**GIVEN INFORMATION**
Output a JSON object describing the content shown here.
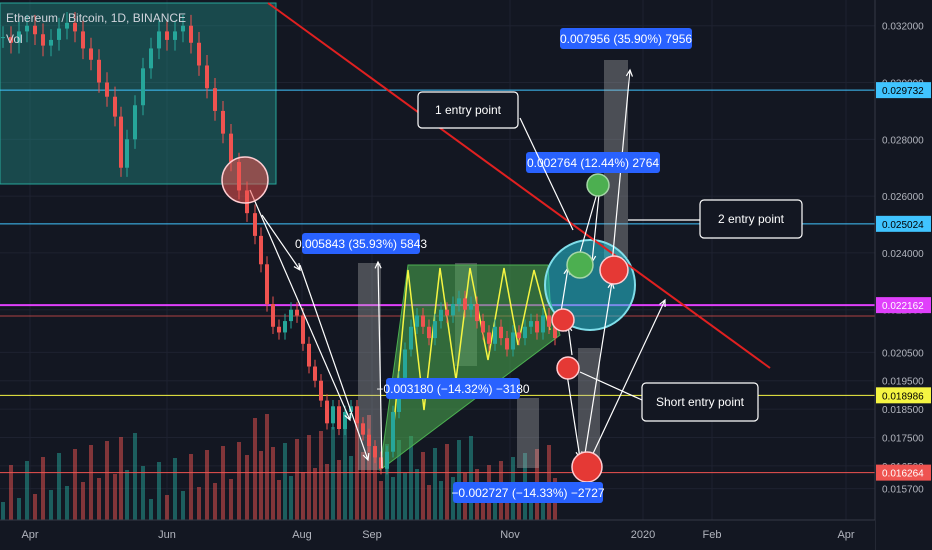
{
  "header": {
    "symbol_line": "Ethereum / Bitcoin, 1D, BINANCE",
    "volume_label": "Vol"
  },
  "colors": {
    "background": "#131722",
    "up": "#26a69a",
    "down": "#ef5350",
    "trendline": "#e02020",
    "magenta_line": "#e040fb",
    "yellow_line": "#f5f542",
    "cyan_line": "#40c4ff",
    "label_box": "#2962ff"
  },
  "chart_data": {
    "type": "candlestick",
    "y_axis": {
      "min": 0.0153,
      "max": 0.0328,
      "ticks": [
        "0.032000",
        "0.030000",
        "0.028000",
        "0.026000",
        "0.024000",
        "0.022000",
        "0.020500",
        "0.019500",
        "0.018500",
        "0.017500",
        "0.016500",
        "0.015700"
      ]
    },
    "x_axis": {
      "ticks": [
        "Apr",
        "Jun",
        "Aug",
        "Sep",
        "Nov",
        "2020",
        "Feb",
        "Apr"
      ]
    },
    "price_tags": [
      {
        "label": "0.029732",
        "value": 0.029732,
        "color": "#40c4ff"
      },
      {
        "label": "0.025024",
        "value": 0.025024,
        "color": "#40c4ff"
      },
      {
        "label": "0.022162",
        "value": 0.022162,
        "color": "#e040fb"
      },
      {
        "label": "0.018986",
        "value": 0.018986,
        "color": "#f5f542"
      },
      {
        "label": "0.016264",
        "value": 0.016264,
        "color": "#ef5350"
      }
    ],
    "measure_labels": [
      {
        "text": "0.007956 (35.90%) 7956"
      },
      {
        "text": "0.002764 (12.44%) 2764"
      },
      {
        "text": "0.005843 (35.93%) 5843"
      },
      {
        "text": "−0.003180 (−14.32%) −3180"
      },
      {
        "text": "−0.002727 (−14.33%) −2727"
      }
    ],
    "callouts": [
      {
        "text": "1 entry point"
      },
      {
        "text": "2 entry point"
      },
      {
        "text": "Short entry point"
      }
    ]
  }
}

* * *

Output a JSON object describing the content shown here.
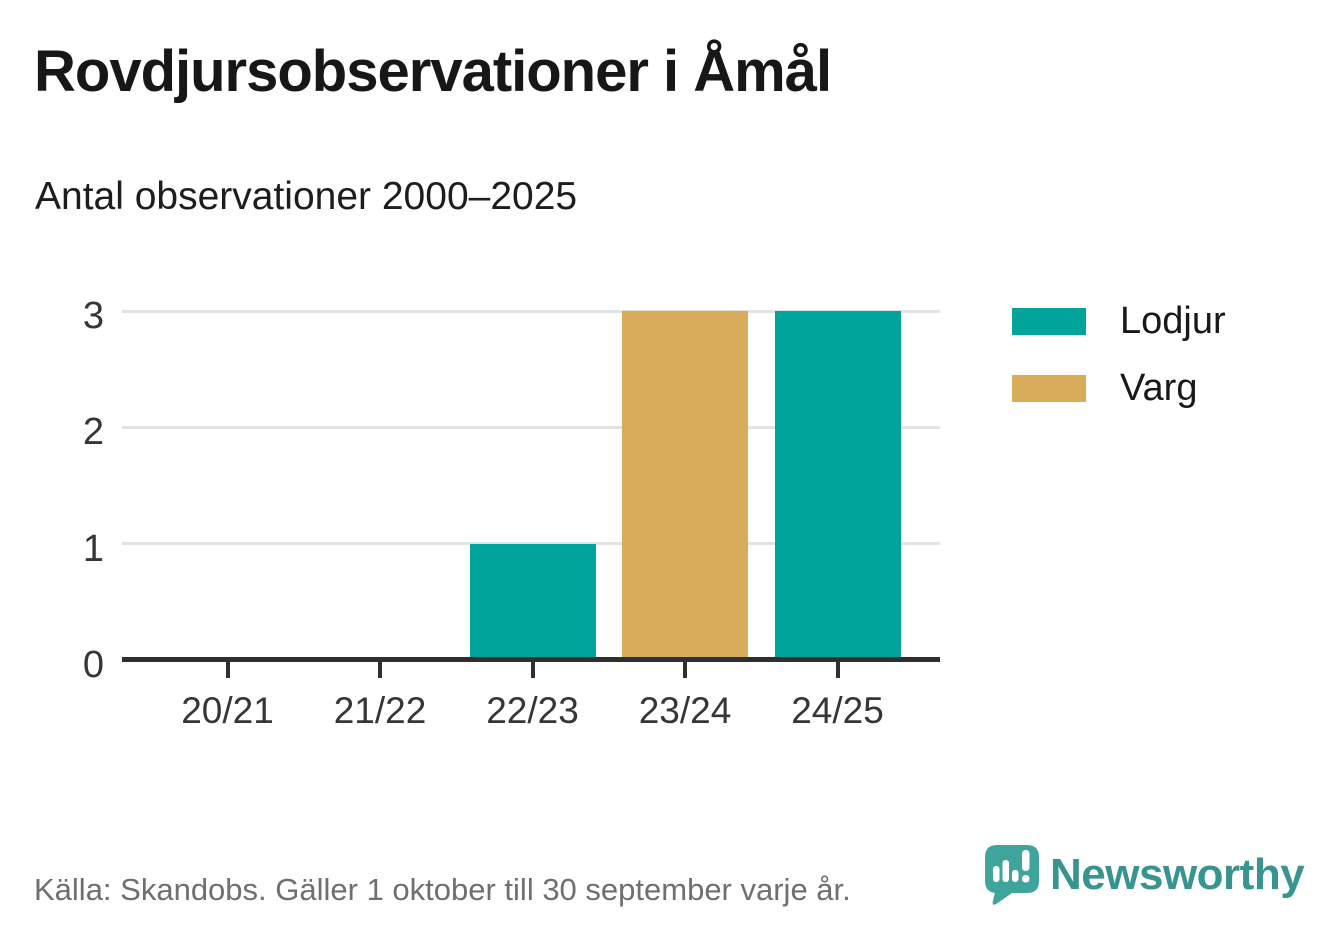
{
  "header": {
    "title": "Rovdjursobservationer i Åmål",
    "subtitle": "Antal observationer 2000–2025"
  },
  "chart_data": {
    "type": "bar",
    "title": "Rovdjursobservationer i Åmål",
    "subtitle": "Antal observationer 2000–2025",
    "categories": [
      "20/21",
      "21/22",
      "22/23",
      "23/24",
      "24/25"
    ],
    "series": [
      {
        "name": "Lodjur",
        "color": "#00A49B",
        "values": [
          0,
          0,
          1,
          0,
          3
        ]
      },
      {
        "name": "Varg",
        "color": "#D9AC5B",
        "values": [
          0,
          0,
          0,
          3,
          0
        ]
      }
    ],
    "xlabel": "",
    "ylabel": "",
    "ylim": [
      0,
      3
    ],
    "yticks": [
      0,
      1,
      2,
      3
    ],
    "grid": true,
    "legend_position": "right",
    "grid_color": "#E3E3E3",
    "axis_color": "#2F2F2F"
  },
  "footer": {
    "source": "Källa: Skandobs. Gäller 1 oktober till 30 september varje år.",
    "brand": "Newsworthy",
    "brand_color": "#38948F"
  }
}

**SET TASK**
List the lines that contain the word "entry".

**SOLUTION FOR THIS EXERCISE**
        "text": "1 entry point"
        "text": "2 entry point"
        "text": "Short entry point"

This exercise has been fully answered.